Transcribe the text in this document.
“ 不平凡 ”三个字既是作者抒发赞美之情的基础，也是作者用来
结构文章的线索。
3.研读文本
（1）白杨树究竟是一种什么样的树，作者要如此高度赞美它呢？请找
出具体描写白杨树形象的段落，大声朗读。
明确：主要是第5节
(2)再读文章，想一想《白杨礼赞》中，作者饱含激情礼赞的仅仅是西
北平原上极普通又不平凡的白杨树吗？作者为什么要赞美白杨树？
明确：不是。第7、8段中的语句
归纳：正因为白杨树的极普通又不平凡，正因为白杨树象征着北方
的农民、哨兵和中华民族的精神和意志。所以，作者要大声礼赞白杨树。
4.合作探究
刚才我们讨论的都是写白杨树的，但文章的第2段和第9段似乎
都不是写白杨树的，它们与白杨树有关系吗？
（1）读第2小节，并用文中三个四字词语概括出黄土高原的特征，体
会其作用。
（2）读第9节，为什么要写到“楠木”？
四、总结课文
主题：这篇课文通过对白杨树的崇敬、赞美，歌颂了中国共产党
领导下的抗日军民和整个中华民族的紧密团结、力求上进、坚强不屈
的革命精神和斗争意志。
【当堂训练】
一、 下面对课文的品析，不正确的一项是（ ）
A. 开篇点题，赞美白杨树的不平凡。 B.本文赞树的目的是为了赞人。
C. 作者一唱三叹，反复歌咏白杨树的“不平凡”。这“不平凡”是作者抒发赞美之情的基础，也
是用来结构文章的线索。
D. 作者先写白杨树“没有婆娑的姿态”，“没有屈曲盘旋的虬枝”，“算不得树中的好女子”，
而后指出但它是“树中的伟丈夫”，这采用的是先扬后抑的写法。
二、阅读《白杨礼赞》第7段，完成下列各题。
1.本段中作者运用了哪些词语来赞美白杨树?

== Aim of the exercise ==
Note each line of the entries that has "白杨礼赞" in it, and copy those lines.

== Task solution ==
(2)再读文章，想一想《白杨礼赞》中，作者饱含激情礼赞的仅仅是西
二、阅读《白杨礼赞》第7段，完成下列各题。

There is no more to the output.